> **Description of the task**
Word for word, print each line of the listing below; pictures stay out.

> **Input rows**
↓

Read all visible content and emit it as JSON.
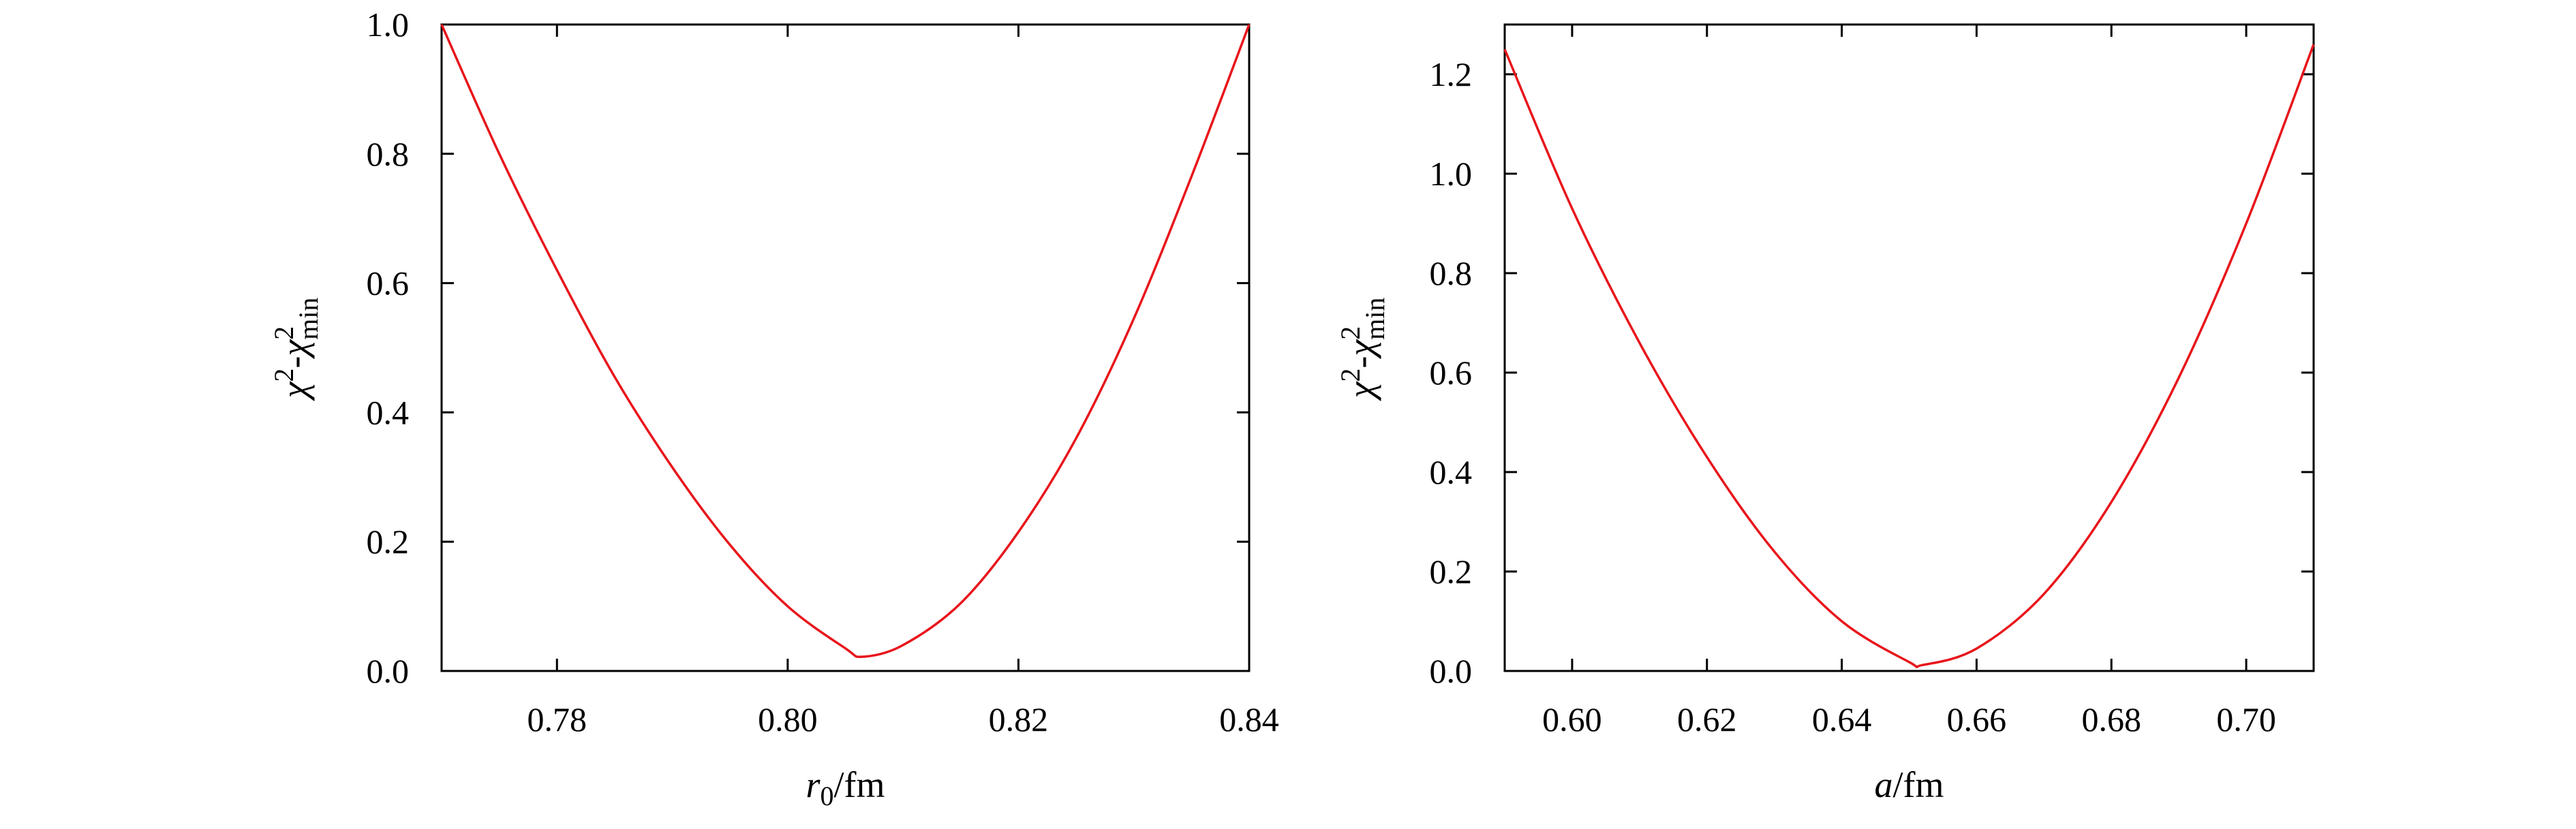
{
  "chart_data": [
    {
      "type": "line",
      "xlim": [
        0.77,
        0.84
      ],
      "ylim": [
        0,
        1
      ],
      "xticks": [
        0.78,
        0.8,
        0.82,
        0.84
      ],
      "xtick_labels": [
        "0.78",
        "0.80",
        "0.82",
        "0.84"
      ],
      "yticks": [
        0,
        0.2,
        0.4,
        0.6,
        0.8,
        1.0
      ],
      "ytick_labels": [
        "0.0",
        "0.2",
        "0.4",
        "0.6",
        "0.8",
        "1.0"
      ],
      "xlabel": {
        "var": "r",
        "sub": "0",
        "unit": "/fm"
      },
      "ylabel": {
        "a": "χ",
        "a_sup": "2",
        "dash": "-",
        "b": "χ",
        "b_sup": "2",
        "b_sub": "min"
      },
      "series": [
        {
          "color": "#e8151b",
          "x": [
            0.77,
            0.775,
            0.78,
            0.785,
            0.79,
            0.795,
            0.8,
            0.805,
            0.8065,
            0.81,
            0.815,
            0.82,
            0.825,
            0.83,
            0.835,
            0.84
          ],
          "y": [
            1.0,
            0.8,
            0.62,
            0.455,
            0.315,
            0.195,
            0.1,
            0.035,
            0.022,
            0.04,
            0.105,
            0.215,
            0.36,
            0.545,
            0.765,
            1.0
          ]
        }
      ],
      "grid": false,
      "legend": "none"
    },
    {
      "type": "line",
      "xlim": [
        0.59,
        0.71
      ],
      "ylim": [
        0,
        1.3
      ],
      "xticks": [
        0.6,
        0.62,
        0.64,
        0.66,
        0.68,
        0.7
      ],
      "xtick_labels": [
        "0.60",
        "0.62",
        "0.64",
        "0.66",
        "0.68",
        "0.70"
      ],
      "yticks": [
        0,
        0.2,
        0.4,
        0.6,
        0.8,
        1.0,
        1.2
      ],
      "ytick_labels": [
        "0.0",
        "0.2",
        "0.4",
        "0.6",
        "0.8",
        "1.0",
        "1.2"
      ],
      "xlabel": {
        "var": "a",
        "sub": "",
        "unit": "/fm"
      },
      "ylabel": {
        "a": "χ",
        "a_sup": "2",
        "dash": "-",
        "b": "χ",
        "b_sup": "2",
        "b_sub": "min"
      },
      "series": [
        {
          "color": "#e8151b",
          "x": [
            0.59,
            0.6,
            0.61,
            0.62,
            0.63,
            0.64,
            0.65,
            0.652,
            0.66,
            0.67,
            0.68,
            0.69,
            0.7,
            0.71
          ],
          "y": [
            1.25,
            0.93,
            0.66,
            0.43,
            0.24,
            0.1,
            0.018,
            0.012,
            0.045,
            0.155,
            0.34,
            0.59,
            0.9,
            1.26
          ]
        }
      ],
      "grid": false,
      "legend": "none"
    }
  ]
}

↑

> **Exercise output**
Read all visible content and emit it as JSON.
{
  "chart_data": [
    {
      "type": "line",
      "xlim": [
        0.77,
        0.84
      ],
      "ylim": [
        0,
        1
      ],
      "xticks": [
        0.78,
        0.8,
        0.82,
        0.84
      ],
      "xtick_labels": [
        "0.78",
        "0.80",
        "0.82",
        "0.84"
      ],
      "yticks": [
        0,
        0.2,
        0.4,
        0.6,
        0.8,
        1.0
      ],
      "ytick_labels": [
        "0.0",
        "0.2",
        "0.4",
        "0.6",
        "0.8",
        "1.0"
      ],
      "xlabel": {
        "var": "r",
        "sub": "0",
        "unit": "/fm"
      },
      "ylabel": {
        "a": "χ",
        "a_sup": "2",
        "dash": "-",
        "b": "χ",
        "b_sup": "2",
        "b_sub": "min"
      },
      "series": [
        {
          "color": "#e8151b",
          "x": [
            0.77,
            0.775,
            0.78,
            0.785,
            0.79,
            0.795,
            0.8,
            0.805,
            0.8065,
            0.81,
            0.815,
            0.82,
            0.825,
            0.83,
            0.835,
            0.84
          ],
          "y": [
            1.0,
            0.8,
            0.62,
            0.455,
            0.315,
            0.195,
            0.1,
            0.035,
            0.022,
            0.04,
            0.105,
            0.215,
            0.36,
            0.545,
            0.765,
            1.0
          ]
        }
      ],
      "grid": false,
      "legend": "none"
    },
    {
      "type": "line",
      "xlim": [
        0.59,
        0.71
      ],
      "ylim": [
        0,
        1.3
      ],
      "xticks": [
        0.6,
        0.62,
        0.64,
        0.66,
        0.68,
        0.7
      ],
      "xtick_labels": [
        "0.60",
        "0.62",
        "0.64",
        "0.66",
        "0.68",
        "0.70"
      ],
      "yticks": [
        0,
        0.2,
        0.4,
        0.6,
        0.8,
        1.0,
        1.2
      ],
      "ytick_labels": [
        "0.0",
        "0.2",
        "0.4",
        "0.6",
        "0.8",
        "1.0",
        "1.2"
      ],
      "xlabel": {
        "var": "a",
        "sub": "",
        "unit": "/fm"
      },
      "ylabel": {
        "a": "χ",
        "a_sup": "2",
        "dash": "-",
        "b": "χ",
        "b_sup": "2",
        "b_sub": "min"
      },
      "series": [
        {
          "color": "#e8151b",
          "x": [
            0.59,
            0.6,
            0.61,
            0.62,
            0.63,
            0.64,
            0.65,
            0.652,
            0.66,
            0.67,
            0.68,
            0.69,
            0.7,
            0.71
          ],
          "y": [
            1.25,
            0.93,
            0.66,
            0.43,
            0.24,
            0.1,
            0.018,
            0.012,
            0.045,
            0.155,
            0.34,
            0.59,
            0.9,
            1.26
          ]
        }
      ],
      "grid": false,
      "legend": "none"
    }
  ]
}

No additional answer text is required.